**Problem description:** Your task is to retype each line of the data below exactly.

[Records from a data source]
------------------------

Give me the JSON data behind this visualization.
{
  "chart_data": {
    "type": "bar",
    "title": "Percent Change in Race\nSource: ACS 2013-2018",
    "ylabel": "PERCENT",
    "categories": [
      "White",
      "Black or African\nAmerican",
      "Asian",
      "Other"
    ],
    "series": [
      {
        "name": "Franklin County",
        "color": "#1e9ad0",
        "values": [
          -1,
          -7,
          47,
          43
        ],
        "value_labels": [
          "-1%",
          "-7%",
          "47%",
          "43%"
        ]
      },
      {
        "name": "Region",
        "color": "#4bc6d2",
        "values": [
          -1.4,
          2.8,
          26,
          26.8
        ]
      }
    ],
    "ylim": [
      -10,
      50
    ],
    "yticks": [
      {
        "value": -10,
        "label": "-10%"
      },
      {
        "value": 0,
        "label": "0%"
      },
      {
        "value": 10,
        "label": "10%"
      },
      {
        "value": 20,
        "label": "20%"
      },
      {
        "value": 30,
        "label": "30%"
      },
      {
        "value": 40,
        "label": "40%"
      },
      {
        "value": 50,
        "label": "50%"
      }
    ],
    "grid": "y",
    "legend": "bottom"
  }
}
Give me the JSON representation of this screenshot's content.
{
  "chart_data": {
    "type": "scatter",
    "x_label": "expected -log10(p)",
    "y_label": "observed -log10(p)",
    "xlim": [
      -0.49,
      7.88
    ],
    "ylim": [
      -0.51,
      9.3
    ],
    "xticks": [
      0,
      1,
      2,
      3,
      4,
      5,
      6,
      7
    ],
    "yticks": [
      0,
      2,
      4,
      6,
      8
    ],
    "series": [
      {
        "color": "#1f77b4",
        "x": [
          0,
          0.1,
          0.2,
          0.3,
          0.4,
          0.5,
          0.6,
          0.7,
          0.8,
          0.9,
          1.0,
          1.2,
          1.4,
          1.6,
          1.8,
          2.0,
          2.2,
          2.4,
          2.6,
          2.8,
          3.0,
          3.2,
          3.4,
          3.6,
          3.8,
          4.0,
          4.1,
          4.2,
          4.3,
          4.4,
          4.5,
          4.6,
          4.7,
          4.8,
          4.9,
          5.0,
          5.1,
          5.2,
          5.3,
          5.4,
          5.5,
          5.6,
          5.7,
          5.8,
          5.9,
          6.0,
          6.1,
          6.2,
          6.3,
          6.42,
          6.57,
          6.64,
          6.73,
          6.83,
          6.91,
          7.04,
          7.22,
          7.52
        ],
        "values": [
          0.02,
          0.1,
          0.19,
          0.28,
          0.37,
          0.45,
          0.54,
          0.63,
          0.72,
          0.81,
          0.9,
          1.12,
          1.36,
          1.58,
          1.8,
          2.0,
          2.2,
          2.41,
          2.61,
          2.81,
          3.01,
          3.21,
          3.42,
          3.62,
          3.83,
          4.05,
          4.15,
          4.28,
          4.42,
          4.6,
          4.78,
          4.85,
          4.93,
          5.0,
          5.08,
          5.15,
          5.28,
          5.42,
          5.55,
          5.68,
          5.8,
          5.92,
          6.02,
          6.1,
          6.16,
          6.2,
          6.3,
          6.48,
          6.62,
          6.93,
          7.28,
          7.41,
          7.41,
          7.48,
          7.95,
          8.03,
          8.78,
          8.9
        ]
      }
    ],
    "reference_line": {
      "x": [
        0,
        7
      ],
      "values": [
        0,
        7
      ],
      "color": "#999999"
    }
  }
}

------------------------

**Written reply:**
Give me the JSON data behind this visualization.
{
  "chart_data": {
    "type": "bar",
    "title": "Percent Change in Race\nSource: ACS 2013-2018",
    "ylabel": "PERCENT",
    "categories": [
      "White",
      "Black or African\nAmerican",
      "Asian",
      "Other"
    ],
    "series": [
      {
        "name": "Franklin County",
        "color": "#1e9ad0",
        "values": [
          -1,
          -7,
          47,
          43
        ],
        "value_labels": [
          "-1%",
          "-7%",
          "47%",
          "43%"
        ]
      },
      {
        "name": "Region",
        "color": "#4bc6d2",
        "values": [
          -1.4,
          2.8,
          26,
          26.8
        ]
      }
    ],
    "ylim": [
      -10,
      50
    ],
    "yticks": [
      {
        "value": -10,
        "label": "-10%"
      },
      {
        "value": 0,
        "label": "0%"
      },
      {
        "value": 10,
        "label": "10%"
      },
      {
        "value": 20,
        "label": "20%"
      },
      {
        "value": 30,
        "label": "30%"
      },
      {
        "value": 40,
        "label": "40%"
      },
      {
        "value": 50,
        "label": "50%"
      }
    ],
    "grid": "y",
    "legend": "bottom"
  }
}
Give me the JSON representation of this screenshot's content.
{
  "chart_data": {
    "type": "scatter",
    "x_label": "expected -log10(p)",
    "y_label": "observed -log10(p)",
    "xlim": [
      -0.49,
      7.88
    ],
    "ylim": [
      -0.51,
      9.3
    ],
    "xticks": [
      0,
      1,
      2,
      3,
      4,
      5,
      6,
      7
    ],
    "yticks": [
      0,
      2,
      4,
      6,
      8
    ],
    "series": [
      {
        "color": "#1f77b4",
        "x": [
          0,
          0.1,
          0.2,
          0.3,
          0.4,
          0.5,
          0.6,
          0.7,
          0.8,
          0.9,
          1.0,
          1.2,
          1.4,
          1.6,
          1.8,
          2.0,
          2.2,
          2.4,
          2.6,
          2.8,
          3.0,
          3.2,
          3.4,
          3.6,
          3.8,
          4.0,
          4.1,
          4.2,
          4.3,
          4.4,
          4.5,
          4.6,
          4.7,
          4.8,
          4.9,
          5.0,
          5.1,
          5.2,
          5.3,
          5.4,
          5.5,
          5.6,
          5.7,
          5.8,
          5.9,
          6.0,
          6.1,
          6.2,
          6.3,
          6.42,
          6.57,
          6.64,
          6.73,
          6.83,
          6.91,
          7.04,
          7.22,
          7.52
        ],
        "values": [
          0.02,
          0.1,
          0.19,
          0.28,
          0.37,
          0.45,
          0.54,
          0.63,
          0.72,
          0.81,
          0.9,
          1.12,
          1.36,
          1.58,
          1.8,
          2.0,
          2.2,
          2.41,
          2.61,
          2.81,
          3.01,
          3.21,
          3.42,
          3.62,
          3.83,
          4.05,
          4.15,
          4.28,
          4.42,
          4.6,
          4.78,
          4.85,
          4.93,
          5.0,
          5.08,
          5.15,
          5.28,
          5.42,
          5.55,
          5.68,
          5.8,
          5.92,
          6.02,
          6.1,
          6.16,
          6.2,
          6.3,
          6.48,
          6.62,
          6.93,
          7.28,
          7.41,
          7.41,
          7.48,
          7.95,
          8.03,
          8.78,
          8.9
        ]
      }
    ],
    "reference_line": {
      "x": [
        0,
        7
      ],
      "values": [
        0,
        7
      ],
      "color": "#999999"
    }
  }
}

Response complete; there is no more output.